ENTRIES PROVIDED.
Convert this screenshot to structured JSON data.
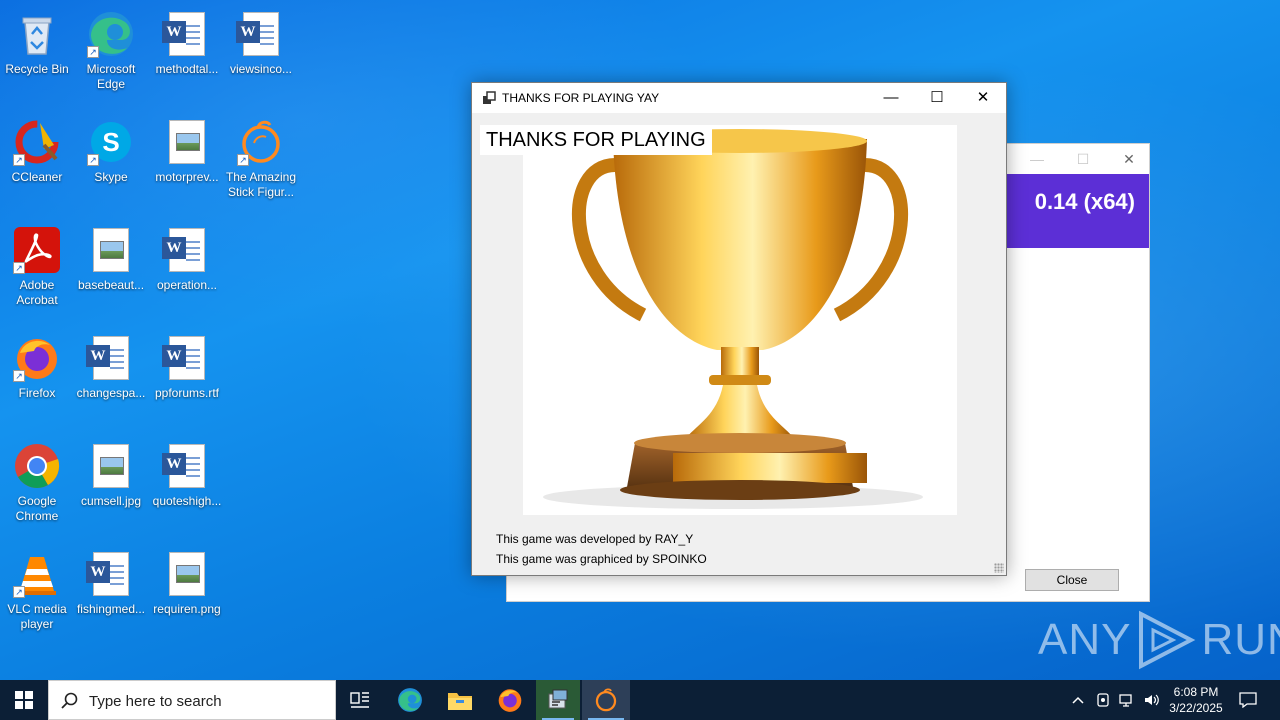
{
  "desktop": {
    "icons": [
      {
        "label": "Recycle Bin",
        "icon": "recycle-bin-icon"
      },
      {
        "label": "Microsoft Edge",
        "icon": "edge-icon"
      },
      {
        "label": "methodtal...",
        "icon": "word-document-icon"
      },
      {
        "label": "viewsinco...",
        "icon": "word-document-icon"
      },
      {
        "label": "CCleaner",
        "icon": "ccleaner-icon"
      },
      {
        "label": "Skype",
        "icon": "skype-icon"
      },
      {
        "label": "motorprev...",
        "icon": "image-file-icon"
      },
      {
        "label": "The Amazing Stick Figur...",
        "icon": "orange-app-icon"
      },
      {
        "label": "Adobe Acrobat",
        "icon": "acrobat-icon"
      },
      {
        "label": "basebeaut...",
        "icon": "image-file-icon"
      },
      {
        "label": "operation...",
        "icon": "word-document-icon"
      },
      {
        "label": "Firefox",
        "icon": "firefox-icon"
      },
      {
        "label": "changespa...",
        "icon": "word-document-icon"
      },
      {
        "label": "ppforums.rtf",
        "icon": "word-document-icon"
      },
      {
        "label": "Google Chrome",
        "icon": "chrome-icon"
      },
      {
        "label": "cumsell.jpg",
        "icon": "image-file-icon"
      },
      {
        "label": "quoteshigh...",
        "icon": "word-document-icon"
      },
      {
        "label": "VLC media player",
        "icon": "vlc-icon"
      },
      {
        "label": "fishingmed...",
        "icon": "word-document-icon"
      },
      {
        "label": "requiren.png",
        "icon": "image-file-icon"
      }
    ]
  },
  "background_window": {
    "banner_text": "0.14 (x64)",
    "minimize_glyph": "—",
    "maximize_glyph": "☐",
    "close_glyph": "✕",
    "close_button_label": "Close",
    "banner_color": "#5c2fd6"
  },
  "main_window": {
    "title": "THANKS FOR PLAYING YAY",
    "heading": "THANKS FOR PLAYING",
    "credit_developer": "This game was developed by RAY_Y",
    "credit_graphics": "This game was graphiced by SPOINKO",
    "minimize_glyph": "—",
    "maximize_glyph": "☐",
    "close_glyph": "✕",
    "picture": "gold-trophy-image"
  },
  "watermark": {
    "text_left": "ANY",
    "text_right": "RUN"
  },
  "taskbar": {
    "search_placeholder": "Type here to search",
    "time": "6:08 PM",
    "date": "3/22/2025",
    "apps": [
      "task-view-icon",
      "edge-icon",
      "file-explorer-icon",
      "firefox-icon",
      "installer-app-icon",
      "orange-app-icon"
    ]
  }
}
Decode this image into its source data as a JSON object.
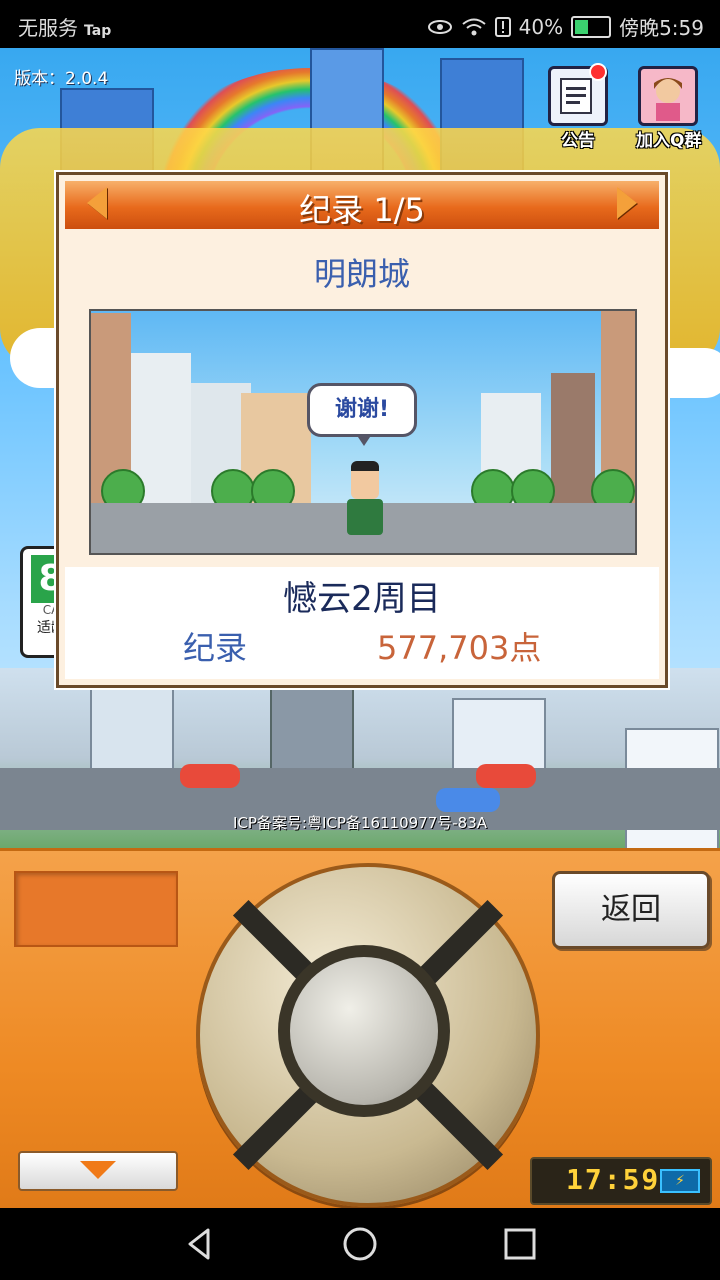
{
  "status_bar": {
    "carrier": "无服务",
    "app_tag": "Tap",
    "battery_percent": "40%",
    "time": "傍晚5:59",
    "icons": [
      "eye-icon",
      "wifi-icon",
      "alert-icon",
      "battery-icon"
    ]
  },
  "scene": {
    "version_text": "版本：2.0.4",
    "announcement_label": "公告",
    "join_group_label": "加入Q群",
    "rating_number": "8",
    "rating_sub": "CA",
    "rating_label": "适龄",
    "icp_text": "ICP备案号:粤ICP备16110977号-83A"
  },
  "dialog": {
    "title": "纪录 1/5",
    "city_name": "明朗城",
    "speech_text": "谢谢!",
    "save_name": "憾云2周目",
    "record_label": "纪录",
    "record_value": "577,703点"
  },
  "panel": {
    "back_label": "返回",
    "clock": "17:59",
    "battery_icon": "⚡"
  },
  "colors": {
    "header_orange": "#e86a1c",
    "panel_orange": "#ee8a24",
    "title_blue": "#3a5fae",
    "value_orange": "#c8643a"
  },
  "navbar": {
    "icons": [
      "back-triangle-icon",
      "home-circle-icon",
      "recents-square-icon"
    ]
  }
}
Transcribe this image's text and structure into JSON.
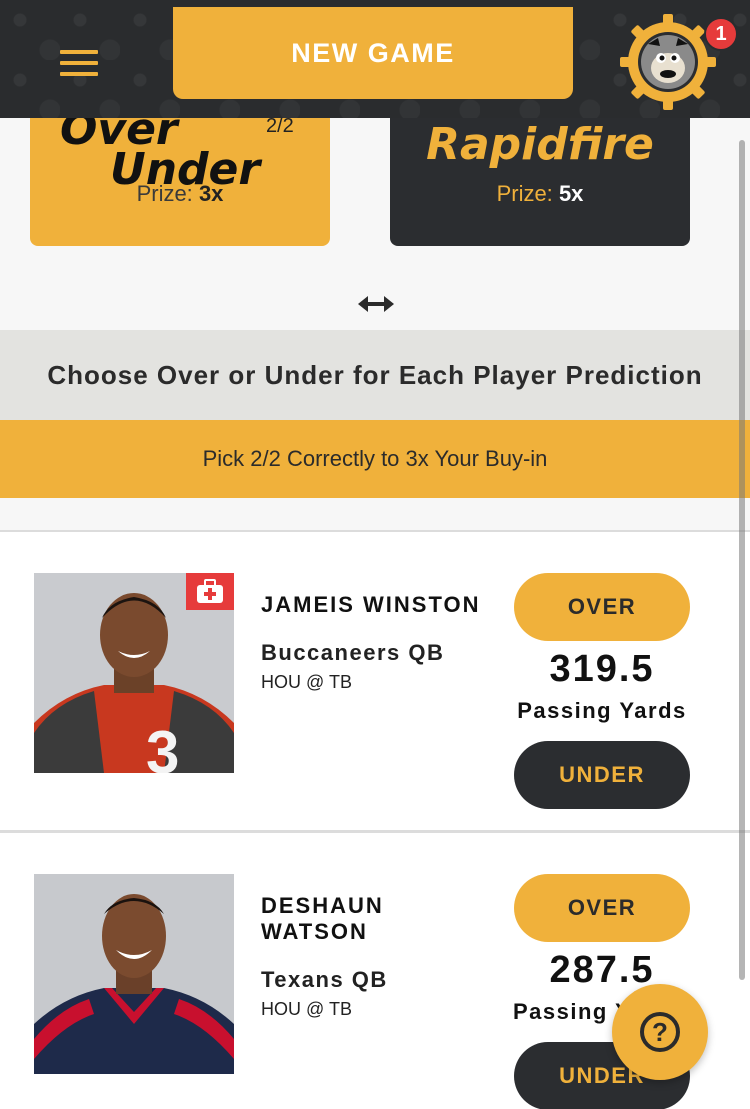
{
  "header": {
    "new_game_label": "NEW GAME",
    "notification_count": "1",
    "menu_icon": "hamburger-menu-icon",
    "avatar_icon": "monkey-gear-avatar"
  },
  "modes": {
    "over_under": {
      "logo_line1": "Over",
      "logo_line2": "Under",
      "count": "2/2",
      "prize_label": "Prize:",
      "prize_value": "3x"
    },
    "rapidfire": {
      "logo": "Rapidfire",
      "prize_label": "Prize:",
      "prize_value": "5x"
    },
    "swap_icon": "double-arrow-icon"
  },
  "instructions": {
    "title": "Choose Over or Under for Each Player Prediction",
    "pick": "Pick 2/2 Correctly to 3x Your Buy-in"
  },
  "players": [
    {
      "name": "JAMEIS WINSTON",
      "team": "Buccaneers QB",
      "matchup": "HOU @ TB",
      "over_label": "OVER",
      "line": "319.5",
      "stat": "Passing Yards",
      "under_label": "UNDER",
      "injury": true
    },
    {
      "name_line1": "DESHAUN",
      "name_line2": "WATSON",
      "team": "Texans QB",
      "matchup": "HOU @ TB",
      "over_label": "OVER",
      "line": "287.5",
      "stat": "Passing Y",
      "under_label": "UNDER"
    }
  ],
  "help": {
    "label": "?"
  },
  "colors": {
    "accent": "#f0b13b",
    "dark": "#2b2d30",
    "alert": "#e63b3b"
  }
}
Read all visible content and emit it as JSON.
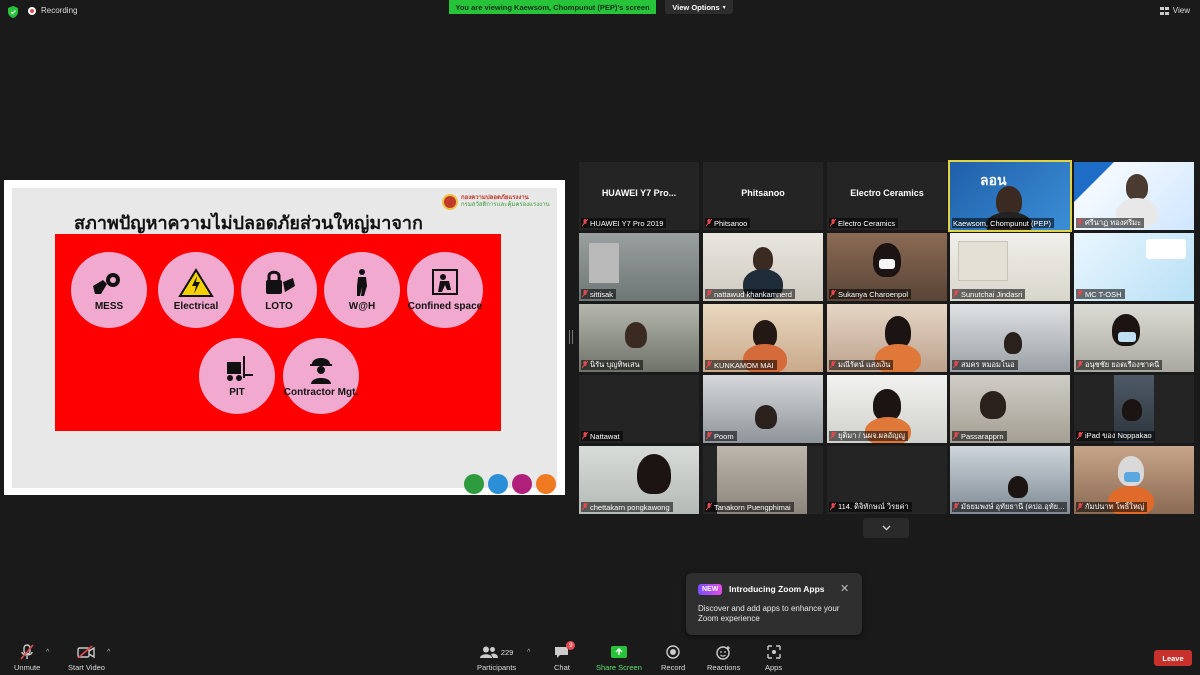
{
  "topbar": {
    "recording_label": "Recording",
    "viewing_banner": "You are viewing Kaewsom, Chompunut (PEP)'s screen",
    "view_options_label": "View Options",
    "view_label": "View"
  },
  "colors": {
    "accent_green": "#27c43a",
    "leave_red": "#c8302c",
    "active_speaker": "#e2d342",
    "slide_panel_red": "#ff0000",
    "hazard_pink": "#f2a9cf"
  },
  "slide": {
    "title": "สภาพปัญหาความไม่ปลอดภัยส่วนใหญ่มาจาก",
    "logo_line1": "กองความปลอดภัยแรงงาน",
    "logo_line2": "กรมสวัสดิการและคุ้มครองแรงงาน",
    "hazards": [
      {
        "label": "MESS",
        "icon": "gear-hand-icon"
      },
      {
        "label": "Electrical",
        "icon": "electric-warning-icon"
      },
      {
        "label": "LOTO",
        "icon": "lock-tag-icon"
      },
      {
        "label": "W@H",
        "icon": "harness-worker-icon"
      },
      {
        "label": "Confined space",
        "icon": "confined-space-icon"
      },
      {
        "label": "PIT",
        "icon": "forklift-icon"
      },
      {
        "label": "Contractor Mgt.",
        "icon": "hardhat-worker-icon"
      }
    ]
  },
  "participants": [
    {
      "name": "HUAWEI Y7 Pro 2019",
      "display": "HUAWEI Y7 Pro...",
      "video": false
    },
    {
      "name": "Phitsanoo",
      "display": "Phitsanoo",
      "video": false
    },
    {
      "name": "Electro Ceramics",
      "display": "Electro Ceramics",
      "video": false
    },
    {
      "name": "Kaewsom, Chompunut (PEP)",
      "video": true,
      "active": true
    },
    {
      "name": "ศรีนาฏ ทองศรีมะ",
      "video": true
    },
    {
      "name": "sittisak",
      "video": true
    },
    {
      "name": "nattawud khankamnerd",
      "video": true
    },
    {
      "name": "Sukanya Charoenpol",
      "video": true
    },
    {
      "name": "Sunutchai Jindasri",
      "video": true
    },
    {
      "name": "MC T-OSH",
      "video": true
    },
    {
      "name": "นิรัน บุญทิพเสน",
      "video": true
    },
    {
      "name": "KUNKAMOM MAI",
      "video": true
    },
    {
      "name": "มณีรัตน์ แสงเงิน",
      "video": true
    },
    {
      "name": "สมคร หมอมโนอ",
      "video": true
    },
    {
      "name": "อนุชชัย ยอดเรืองชาคนี",
      "video": true
    },
    {
      "name": "Nattawat",
      "video": true
    },
    {
      "name": "Poom",
      "video": true
    },
    {
      "name": "ยุติมา / นผจ.ผลอัญญู",
      "video": true
    },
    {
      "name": "Passarapprn",
      "video": true
    },
    {
      "name": "iPad ของ Noppakao",
      "video": true
    },
    {
      "name": "chettakarn pongkawong",
      "video": true
    },
    {
      "name": "Tanakorn Puengphimai",
      "video": true
    },
    {
      "name": "114. ดิจิทักษณ์ วิรยค่า",
      "video": false
    },
    {
      "name": "มัธยมพงษ์ อุทัยธานี (คปอ.อุทัย...",
      "video": true
    },
    {
      "name": "กัมปนาท โพธิ์ใหญ่",
      "video": true
    }
  ],
  "popup": {
    "badge": "NEW",
    "title": "Introducing Zoom Apps",
    "body": "Discover and add apps to enhance your Zoom experience"
  },
  "toolbar": {
    "unmute": "Unmute",
    "start_video": "Start Video",
    "participants": "Participants",
    "participants_count": "229",
    "chat": "Chat",
    "chat_badge": "9",
    "share_screen": "Share Screen",
    "record": "Record",
    "reactions": "Reactions",
    "apps": "Apps",
    "leave": "Leave"
  }
}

WORK TO BE COMPLETED. Find every line containing the word "JSON", then give the total and nothing more.

EXPECTED ANSWER. 4